__DIRECTIONS FOR THIS TASK__
Using the listing below, show all lines that hold the word "image".

__DATA RECORDS__

_ _ _ _ _

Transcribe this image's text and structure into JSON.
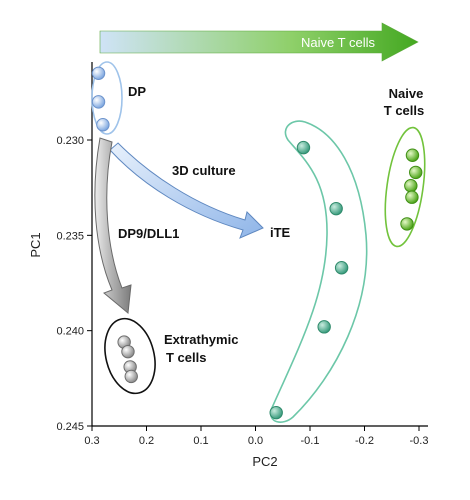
{
  "chart_data": {
    "type": "scatter",
    "title": "",
    "xlabel": "PC2",
    "ylabel": "PC1",
    "x_reversed": true,
    "xlim": [
      0.3,
      -0.33
    ],
    "ylim": [
      0.2255,
      0.245
    ],
    "x_ticks": [
      0.3,
      0.2,
      0.1,
      0.0,
      -0.1,
      -0.2,
      -0.3
    ],
    "x_tick_labels": [
      "0.3",
      "0.2",
      "0.1",
      "0.0",
      "-0.1",
      "-0.2",
      "-0.3"
    ],
    "y_ticks": [
      0.23,
      0.235,
      0.24,
      0.245
    ],
    "y_tick_labels": [
      "0.230",
      "0.235",
      "0.240",
      "0.245"
    ],
    "grid": false,
    "banner": {
      "label": "Naive T cells",
      "colors": {
        "start": "#cfe3f7",
        "mid": "#8fd06a",
        "end": "#44a821"
      }
    },
    "series": [
      {
        "label": "DP",
        "color": "#a8c8f0",
        "points": [
          [
            0.288,
            0.2265
          ],
          [
            0.288,
            0.228
          ],
          [
            0.28,
            0.2292
          ]
        ]
      },
      {
        "label": "iTE",
        "color": "#5fb89a",
        "points": [
          [
            -0.088,
            0.2304
          ],
          [
            -0.148,
            0.2336
          ],
          [
            -0.158,
            0.2367
          ],
          [
            -0.126,
            0.2398
          ],
          [
            -0.038,
            0.2443
          ]
        ]
      },
      {
        "label": "Naive T cells",
        "color": "#7ccc3a",
        "points": [
          [
            -0.288,
            0.2308
          ],
          [
            -0.294,
            0.2317
          ],
          [
            -0.285,
            0.2324
          ],
          [
            -0.287,
            0.233
          ],
          [
            -0.278,
            0.2344
          ]
        ]
      },
      {
        "label": "Extrathymic T cells",
        "color": "#b8b8b8",
        "points": [
          [
            0.241,
            0.2406
          ],
          [
            0.234,
            0.2411
          ],
          [
            0.23,
            0.2419
          ],
          [
            0.228,
            0.2424
          ]
        ]
      }
    ],
    "group_labels": {
      "dp": "DP",
      "naive": [
        "Naive",
        "T cells"
      ],
      "ite": "iTE",
      "extrathymic": [
        "Extrathymic",
        "T cells"
      ]
    },
    "arrows": [
      {
        "label": "3D culture",
        "from": "DP",
        "to": "iTE",
        "color": "#a9c6ee"
      },
      {
        "label": "DP9/DLL1",
        "from": "DP",
        "to": "Extrathymic T cells",
        "color": "#a8a8a8"
      }
    ]
  }
}
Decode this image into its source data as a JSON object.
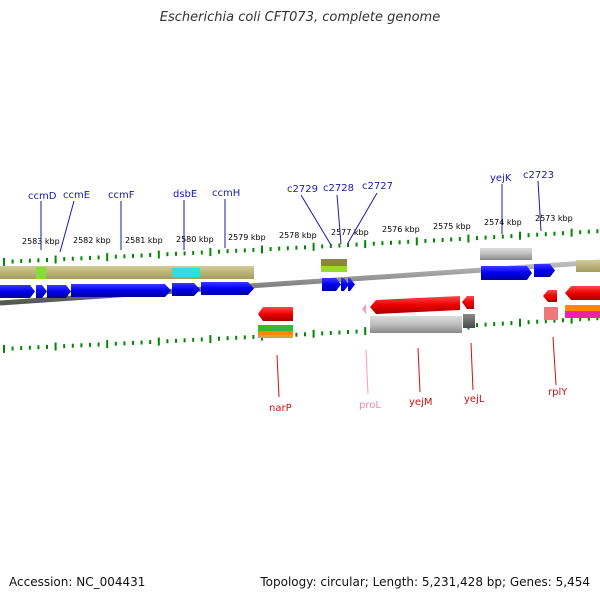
{
  "title": "Escherichia coli CFT073, complete genome",
  "accession": "Accession: NC_004431",
  "topology": "Topology: circular; Length: 5,231,428 bp; Genes: 5,454",
  "colors": {
    "forward_gene": "#0000ee",
    "reverse_gene": "#ee0000",
    "pseudo_gene": "#aaaaaa",
    "tick": "#008800",
    "backbone": "#777777",
    "cds_band": "#b8b075"
  },
  "kbp_labels": [
    "2583 kbp",
    "2582 kbp",
    "2581 kbp",
    "2580 kbp",
    "2579 kbp",
    "2578 kbp",
    "2577 kbp",
    "2576 kbp",
    "2575 kbp",
    "2574 kbp",
    "2573 kbp"
  ],
  "top_genes": [
    "ccmD",
    "ccmE",
    "ccmF",
    "dsbE",
    "ccmH",
    "c2729",
    "c2728",
    "c2727",
    "yejK",
    "c2723"
  ],
  "bottom_genes": [
    "narP",
    "proL",
    "yejM",
    "yejL",
    "rplY"
  ]
}
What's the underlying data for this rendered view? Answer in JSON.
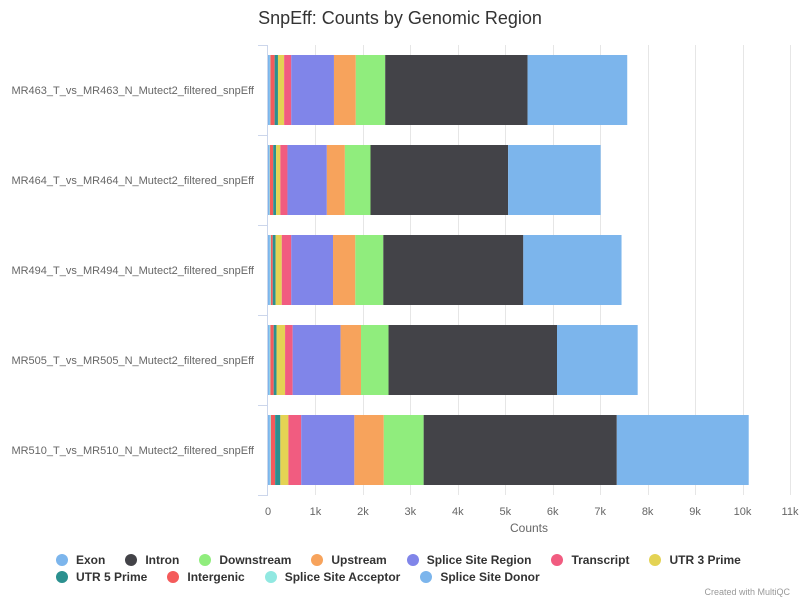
{
  "chart_data": {
    "type": "bar",
    "orientation": "horizontal",
    "stacked": true,
    "title": "SnpEff: Counts by Genomic Region",
    "xlabel": "Counts",
    "xlim": [
      0,
      11000
    ],
    "xticks": [
      0,
      1000,
      2000,
      3000,
      4000,
      5000,
      6000,
      7000,
      8000,
      9000,
      10000,
      11000
    ],
    "xtick_labels": [
      "0",
      "1k",
      "2k",
      "3k",
      "4k",
      "5k",
      "6k",
      "7k",
      "8k",
      "9k",
      "10k",
      "11k"
    ],
    "grid": true,
    "legend_position": "bottom",
    "categories": [
      "MR463_T_vs_MR463_N_Mutect2_filtered_snpEff",
      "MR464_T_vs_MR464_N_Mutect2_filtered_snpEff",
      "MR494_T_vs_MR494_N_Mutect2_filtered_snpEff",
      "MR505_T_vs_MR505_N_Mutect2_filtered_snpEff",
      "MR510_T_vs_MR510_N_Mutect2_filtered_snpEff"
    ],
    "stack_order": [
      "Splice Site Donor",
      "Splice Site Acceptor",
      "Intergenic",
      "UTR 5 Prime",
      "UTR 3 Prime",
      "Transcript",
      "Splice Site Region",
      "Upstream",
      "Downstream",
      "Intron",
      "Exon"
    ],
    "series": [
      {
        "name": "Exon",
        "color": "#7cb5ec",
        "values": [
          2100,
          1950,
          2070,
          1700,
          2780
        ]
      },
      {
        "name": "Intron",
        "color": "#434348",
        "values": [
          3000,
          2900,
          2950,
          3550,
          4070
        ]
      },
      {
        "name": "Downstream",
        "color": "#90ed7d",
        "values": [
          620,
          540,
          590,
          580,
          840
        ]
      },
      {
        "name": "Upstream",
        "color": "#f7a35c",
        "values": [
          460,
          380,
          470,
          430,
          620
        ]
      },
      {
        "name": "Splice Site Region",
        "color": "#8085e9",
        "values": [
          900,
          830,
          880,
          1010,
          1120
        ]
      },
      {
        "name": "Transcript",
        "color": "#f15c80",
        "values": [
          150,
          150,
          200,
          160,
          270
        ]
      },
      {
        "name": "UTR 3 Prime",
        "color": "#e4d354",
        "values": [
          130,
          90,
          130,
          180,
          170
        ]
      },
      {
        "name": "UTR 5 Prime",
        "color": "#2b908f",
        "values": [
          70,
          60,
          60,
          60,
          110
        ]
      },
      {
        "name": "Intergenic",
        "color": "#f45b5b",
        "values": [
          90,
          70,
          40,
          70,
          90
        ]
      },
      {
        "name": "Splice Site Acceptor",
        "color": "#91e8e1",
        "values": [
          10,
          10,
          20,
          15,
          20
        ]
      },
      {
        "name": "Splice Site Donor",
        "color": "#7cb5ec",
        "values": [
          40,
          30,
          40,
          35,
          40
        ]
      }
    ],
    "legend_rows": [
      [
        "Exon",
        "Intron",
        "Downstream",
        "Upstream",
        "Splice Site Region",
        "Transcript",
        "UTR 3 Prime"
      ],
      [
        "UTR 5 Prime",
        "Intergenic",
        "Splice Site Acceptor",
        "Splice Site Donor"
      ]
    ]
  },
  "credit": "Created with MultiQC"
}
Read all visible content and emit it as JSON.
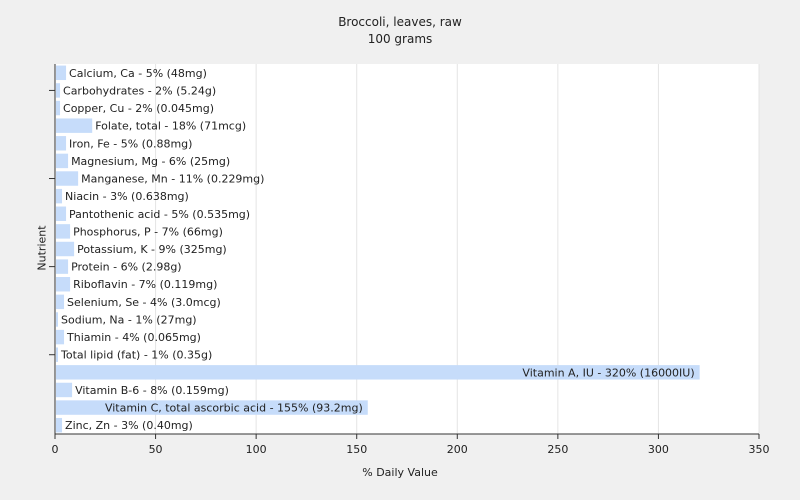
{
  "chart_data": {
    "type": "bar",
    "orientation": "horizontal",
    "title": "Broccoli, leaves, raw",
    "subtitle": "100 grams",
    "xlabel": "% Daily Value",
    "ylabel": "Nutrient",
    "xlim": [
      0,
      350
    ],
    "xticks": [
      0,
      50,
      100,
      150,
      200,
      250,
      300,
      350
    ],
    "grid": true,
    "bar_color": "#c6dcfa",
    "categories": [
      "Calcium, Ca",
      "Carbohydrates",
      "Copper, Cu",
      "Folate, total",
      "Iron, Fe",
      "Magnesium, Mg",
      "Manganese, Mn",
      "Niacin",
      "Pantothenic acid",
      "Phosphorus, P",
      "Potassium, K",
      "Protein",
      "Riboflavin",
      "Selenium, Se",
      "Sodium, Na",
      "Thiamin",
      "Total lipid (fat)",
      "Vitamin A, IU",
      "Vitamin B-6",
      "Vitamin C, total ascorbic acid",
      "Zinc, Zn"
    ],
    "values": [
      5,
      2,
      2,
      18,
      5,
      6,
      11,
      3,
      5,
      7,
      9,
      6,
      7,
      4,
      1,
      4,
      1,
      320,
      8,
      155,
      3
    ],
    "labels": [
      "Calcium, Ca - 5% (48mg)",
      "Carbohydrates - 2% (5.24g)",
      "Copper, Cu - 2% (0.045mg)",
      "Folate, total - 18% (71mcg)",
      "Iron, Fe - 5% (0.88mg)",
      "Magnesium, Mg - 6% (25mg)",
      "Manganese, Mn - 11% (0.229mg)",
      "Niacin - 3% (0.638mg)",
      "Pantothenic acid - 5% (0.535mg)",
      "Phosphorus, P - 7% (66mg)",
      "Potassium, K - 9% (325mg)",
      "Protein - 6% (2.98g)",
      "Riboflavin - 7% (0.119mg)",
      "Selenium, Se - 4% (3.0mcg)",
      "Sodium, Na - 1% (27mg)",
      "Thiamin - 4% (0.065mg)",
      "Total lipid (fat) - 1% (0.35g)",
      "Vitamin A, IU - 320% (16000IU)",
      "Vitamin B-6 - 8% (0.159mg)",
      "Vitamin C, total ascorbic acid - 155% (93.2mg)",
      "Zinc, Zn - 3% (0.40mg)"
    ]
  }
}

_ _ _ _ _

__EXERCISE SOLUTION__
Transcribe this image's text and structure into JSON.
Decode this image into its source data as a JSON object.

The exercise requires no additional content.